Records about charts and figures
## START
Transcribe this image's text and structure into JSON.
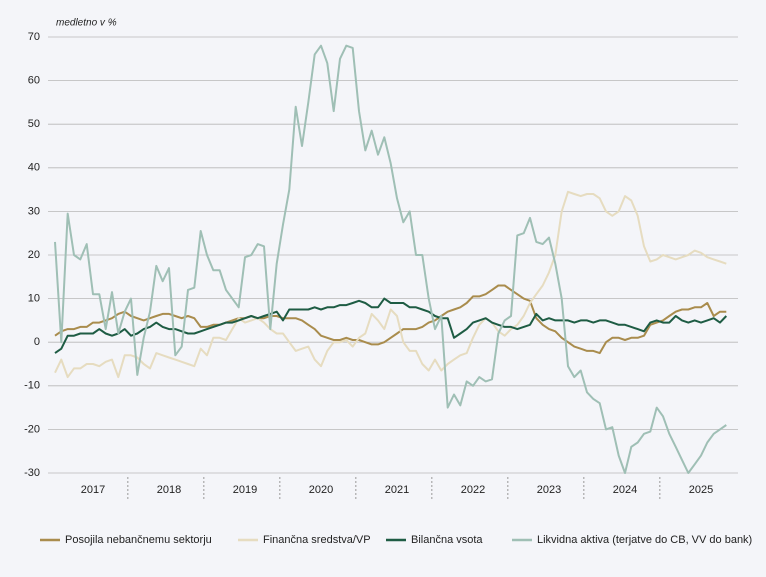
{
  "chart_data": {
    "type": "line",
    "y_axis_label": "medletno v %",
    "categories": [
      null,
      null,
      null,
      null,
      null,
      null,
      "2017",
      null,
      null,
      null,
      null,
      null,
      null,
      null,
      null,
      null,
      null,
      null,
      "2018",
      null,
      null,
      null,
      null,
      null,
      null,
      null,
      null,
      null,
      null,
      null,
      "2019",
      null,
      null,
      null,
      null,
      null,
      null,
      null,
      null,
      null,
      null,
      null,
      "2020",
      null,
      null,
      null,
      null,
      null,
      null,
      null,
      null,
      null,
      null,
      null,
      "2021",
      null,
      null,
      null,
      null,
      null,
      null,
      null,
      null,
      null,
      null,
      null,
      "2022",
      null,
      null,
      null,
      null,
      null,
      null,
      null,
      null,
      null,
      null,
      null,
      "2023",
      null,
      null,
      null,
      null,
      null,
      null,
      null,
      null,
      null,
      null,
      null,
      "2024",
      null,
      null,
      null,
      null,
      null,
      null,
      null,
      null,
      null,
      null,
      null,
      "2025",
      null,
      null,
      null,
      null
    ],
    "series": [
      {
        "name": "Posojila nebančnemu sektorju",
        "color": "#a98c4d",
        "values": [
          1.5,
          2.5,
          3,
          3,
          3.5,
          3.5,
          4.5,
          4.5,
          5,
          5.5,
          6.5,
          7,
          6,
          5.5,
          5,
          5.5,
          6,
          6.5,
          6.5,
          6,
          5.5,
          6,
          5.5,
          3.5,
          3.5,
          4,
          4,
          4.5,
          5,
          5.5,
          5.5,
          6,
          5.5,
          5.5,
          6,
          6,
          5.5,
          5.5,
          5.5,
          5,
          4,
          3,
          1.5,
          1,
          0.5,
          0.5,
          1,
          0.5,
          0.5,
          0,
          -0.5,
          -0.5,
          0,
          1,
          2,
          3,
          3,
          3,
          3.5,
          4.5,
          5,
          6,
          7,
          7.5,
          8,
          9,
          10.5,
          10.5,
          11,
          12,
          13,
          13,
          12,
          11,
          10,
          9.5,
          5.5,
          4,
          3,
          2.5,
          1,
          0,
          -1,
          -1.5,
          -2,
          -2,
          -2.5,
          0,
          1,
          1,
          0.5,
          1,
          1,
          1.5,
          4,
          4.5,
          5,
          6,
          7,
          7.5,
          7.5,
          8,
          8,
          9,
          6,
          7,
          7
        ]
      },
      {
        "name": "Finančna sredstva/VP",
        "color": "#e6dcc0",
        "values": [
          -7,
          -4,
          -8,
          -6,
          -6,
          -5,
          -5,
          -5.5,
          -4.5,
          -4,
          -8,
          -3,
          -3,
          -3.5,
          -5,
          -6,
          -2.5,
          -3,
          -3.5,
          -4,
          -4.5,
          -5,
          -5.5,
          -1.5,
          -3,
          1,
          1,
          0.5,
          3,
          5.5,
          4.5,
          5,
          5.5,
          4.5,
          3,
          2,
          2,
          0,
          -2,
          -1.5,
          -1,
          -4,
          -5.5,
          -2,
          0,
          0,
          0.5,
          -1,
          1,
          2,
          6.5,
          5,
          3,
          7.5,
          6,
          0,
          -2,
          -2,
          -5,
          -6.5,
          -4,
          -6.5,
          -5,
          -4,
          -3,
          -2.5,
          1,
          4,
          5.5,
          4.5,
          2.5,
          1.5,
          3,
          4,
          6,
          9,
          11,
          13,
          16,
          20,
          30,
          34.5,
          34,
          33.5,
          34,
          34,
          33,
          30,
          29,
          30,
          33.5,
          32.5,
          29,
          22,
          18.5,
          19,
          20,
          19.5,
          19,
          19.5,
          20,
          21,
          20.5,
          19.5,
          19,
          18.5,
          18
        ]
      },
      {
        "name": "Bilančna vsota",
        "color": "#1e5c44",
        "values": [
          -2.5,
          -1.5,
          1.5,
          1.5,
          2,
          2,
          2,
          3,
          2,
          1.5,
          2,
          3,
          1.5,
          2,
          3,
          3.5,
          4.5,
          3.5,
          3,
          3,
          2.5,
          2,
          2,
          2.5,
          3,
          3.5,
          4,
          4.5,
          4.5,
          5,
          5.5,
          6,
          5.5,
          6,
          6.5,
          7,
          5,
          7.5,
          7.5,
          7.5,
          7.5,
          8,
          7.5,
          8,
          8,
          8.5,
          8.5,
          9,
          9.5,
          9,
          8,
          8,
          10,
          9,
          9,
          9,
          8,
          8,
          7.5,
          7,
          6,
          5.5,
          5.5,
          1,
          2,
          3,
          4.5,
          5,
          5.5,
          4.5,
          4,
          3.5,
          3.5,
          3,
          3.5,
          4,
          6.5,
          5,
          5.5,
          5,
          5,
          5,
          4.5,
          5,
          5,
          4.5,
          5,
          5,
          4.5,
          4,
          4,
          3.5,
          3,
          2.5,
          4.5,
          5,
          4.5,
          4.5,
          6,
          5,
          4.5,
          5,
          4.5,
          5,
          5.5,
          4.5,
          6
        ]
      },
      {
        "name": "Likvidna aktiva (terjatve do CB, VV do bank)",
        "color": "#9fbfb5",
        "values": [
          23,
          0,
          29.5,
          20,
          19,
          22.5,
          11,
          11,
          3,
          11.5,
          2,
          7,
          10,
          -7.5,
          1,
          7,
          17.5,
          14,
          17,
          -3,
          -1,
          12,
          12.5,
          25.5,
          20,
          16.5,
          16.5,
          12,
          10,
          8,
          19.5,
          20,
          22.5,
          22,
          3,
          18,
          27,
          35,
          54,
          45,
          55,
          66,
          68,
          64,
          53,
          65,
          68,
          67.5,
          53,
          44,
          48.5,
          43,
          47,
          41,
          33,
          27.5,
          30,
          20,
          20,
          10,
          3,
          6,
          -15,
          -12,
          -14.5,
          -9,
          -10,
          -8,
          -9,
          -8.5,
          2,
          5,
          6,
          24.5,
          25,
          28.5,
          23,
          22.5,
          24,
          18,
          10,
          -5.5,
          -8,
          -6.5,
          -11.5,
          -13,
          -14,
          -20,
          -19.5,
          -26,
          -30,
          -24,
          -23,
          -21,
          -20.5,
          -15,
          -17,
          -21,
          -24,
          -27,
          -30,
          -28,
          -26,
          -23,
          -21,
          -20,
          -19
        ]
      }
    ],
    "ylim": [
      -30,
      70
    ],
    "yticks": [
      -30,
      -20,
      -10,
      0,
      10,
      20,
      30,
      40,
      50,
      60,
      70
    ],
    "grid": true,
    "legend": "bottom"
  }
}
## END
_AIM_
In the copy, include all records verbatim but no images.

_SOLUTION TO THIS PROBLEM_
Transcribe this image's text and structure into JSON.
{
  "chart_data": {
    "type": "line",
    "y_axis_label": "medletno v %",
    "categories": [
      null,
      null,
      null,
      null,
      null,
      null,
      "2017",
      null,
      null,
      null,
      null,
      null,
      null,
      null,
      null,
      null,
      null,
      null,
      "2018",
      null,
      null,
      null,
      null,
      null,
      null,
      null,
      null,
      null,
      null,
      null,
      "2019",
      null,
      null,
      null,
      null,
      null,
      null,
      null,
      null,
      null,
      null,
      null,
      "2020",
      null,
      null,
      null,
      null,
      null,
      null,
      null,
      null,
      null,
      null,
      null,
      "2021",
      null,
      null,
      null,
      null,
      null,
      null,
      null,
      null,
      null,
      null,
      null,
      "2022",
      null,
      null,
      null,
      null,
      null,
      null,
      null,
      null,
      null,
      null,
      null,
      "2023",
      null,
      null,
      null,
      null,
      null,
      null,
      null,
      null,
      null,
      null,
      null,
      "2024",
      null,
      null,
      null,
      null,
      null,
      null,
      null,
      null,
      null,
      null,
      null,
      "2025",
      null,
      null,
      null,
      null
    ],
    "series": [
      {
        "name": "Posojila nebančnemu sektorju",
        "color": "#a98c4d",
        "values": [
          1.5,
          2.5,
          3,
          3,
          3.5,
          3.5,
          4.5,
          4.5,
          5,
          5.5,
          6.5,
          7,
          6,
          5.5,
          5,
          5.5,
          6,
          6.5,
          6.5,
          6,
          5.5,
          6,
          5.5,
          3.5,
          3.5,
          4,
          4,
          4.5,
          5,
          5.5,
          5.5,
          6,
          5.5,
          5.5,
          6,
          6,
          5.5,
          5.5,
          5.5,
          5,
          4,
          3,
          1.5,
          1,
          0.5,
          0.5,
          1,
          0.5,
          0.5,
          0,
          -0.5,
          -0.5,
          0,
          1,
          2,
          3,
          3,
          3,
          3.5,
          4.5,
          5,
          6,
          7,
          7.5,
          8,
          9,
          10.5,
          10.5,
          11,
          12,
          13,
          13,
          12,
          11,
          10,
          9.5,
          5.5,
          4,
          3,
          2.5,
          1,
          0,
          -1,
          -1.5,
          -2,
          -2,
          -2.5,
          0,
          1,
          1,
          0.5,
          1,
          1,
          1.5,
          4,
          4.5,
          5,
          6,
          7,
          7.5,
          7.5,
          8,
          8,
          9,
          6,
          7,
          7
        ]
      },
      {
        "name": "Finančna sredstva/VP",
        "color": "#e6dcc0",
        "values": [
          -7,
          -4,
          -8,
          -6,
          -6,
          -5,
          -5,
          -5.5,
          -4.5,
          -4,
          -8,
          -3,
          -3,
          -3.5,
          -5,
          -6,
          -2.5,
          -3,
          -3.5,
          -4,
          -4.5,
          -5,
          -5.5,
          -1.5,
          -3,
          1,
          1,
          0.5,
          3,
          5.5,
          4.5,
          5,
          5.5,
          4.5,
          3,
          2,
          2,
          0,
          -2,
          -1.5,
          -1,
          -4,
          -5.5,
          -2,
          0,
          0,
          0.5,
          -1,
          1,
          2,
          6.5,
          5,
          3,
          7.5,
          6,
          0,
          -2,
          -2,
          -5,
          -6.5,
          -4,
          -6.5,
          -5,
          -4,
          -3,
          -2.5,
          1,
          4,
          5.5,
          4.5,
          2.5,
          1.5,
          3,
          4,
          6,
          9,
          11,
          13,
          16,
          20,
          30,
          34.5,
          34,
          33.5,
          34,
          34,
          33,
          30,
          29,
          30,
          33.5,
          32.5,
          29,
          22,
          18.5,
          19,
          20,
          19.5,
          19,
          19.5,
          20,
          21,
          20.5,
          19.5,
          19,
          18.5,
          18
        ]
      },
      {
        "name": "Bilančna vsota",
        "color": "#1e5c44",
        "values": [
          -2.5,
          -1.5,
          1.5,
          1.5,
          2,
          2,
          2,
          3,
          2,
          1.5,
          2,
          3,
          1.5,
          2,
          3,
          3.5,
          4.5,
          3.5,
          3,
          3,
          2.5,
          2,
          2,
          2.5,
          3,
          3.5,
          4,
          4.5,
          4.5,
          5,
          5.5,
          6,
          5.5,
          6,
          6.5,
          7,
          5,
          7.5,
          7.5,
          7.5,
          7.5,
          8,
          7.5,
          8,
          8,
          8.5,
          8.5,
          9,
          9.5,
          9,
          8,
          8,
          10,
          9,
          9,
          9,
          8,
          8,
          7.5,
          7,
          6,
          5.5,
          5.5,
          1,
          2,
          3,
          4.5,
          5,
          5.5,
          4.5,
          4,
          3.5,
          3.5,
          3,
          3.5,
          4,
          6.5,
          5,
          5.5,
          5,
          5,
          5,
          4.5,
          5,
          5,
          4.5,
          5,
          5,
          4.5,
          4,
          4,
          3.5,
          3,
          2.5,
          4.5,
          5,
          4.5,
          4.5,
          6,
          5,
          4.5,
          5,
          4.5,
          5,
          5.5,
          4.5,
          6
        ]
      },
      {
        "name": "Likvidna aktiva (terjatve do CB, VV do bank)",
        "color": "#9fbfb5",
        "values": [
          23,
          0,
          29.5,
          20,
          19,
          22.5,
          11,
          11,
          3,
          11.5,
          2,
          7,
          10,
          -7.5,
          1,
          7,
          17.5,
          14,
          17,
          -3,
          -1,
          12,
          12.5,
          25.5,
          20,
          16.5,
          16.5,
          12,
          10,
          8,
          19.5,
          20,
          22.5,
          22,
          3,
          18,
          27,
          35,
          54,
          45,
          55,
          66,
          68,
          64,
          53,
          65,
          68,
          67.5,
          53,
          44,
          48.5,
          43,
          47,
          41,
          33,
          27.5,
          30,
          20,
          20,
          10,
          3,
          6,
          -15,
          -12,
          -14.5,
          -9,
          -10,
          -8,
          -9,
          -8.5,
          2,
          5,
          6,
          24.5,
          25,
          28.5,
          23,
          22.5,
          24,
          18,
          10,
          -5.5,
          -8,
          -6.5,
          -11.5,
          -13,
          -14,
          -20,
          -19.5,
          -26,
          -30,
          -24,
          -23,
          -21,
          -20.5,
          -15,
          -17,
          -21,
          -24,
          -27,
          -30,
          -28,
          -26,
          -23,
          -21,
          -20,
          -19
        ]
      }
    ],
    "ylim": [
      -30,
      70
    ],
    "yticks": [
      -30,
      -20,
      -10,
      0,
      10,
      20,
      30,
      40,
      50,
      60,
      70
    ],
    "grid": true,
    "legend": "bottom"
  }
}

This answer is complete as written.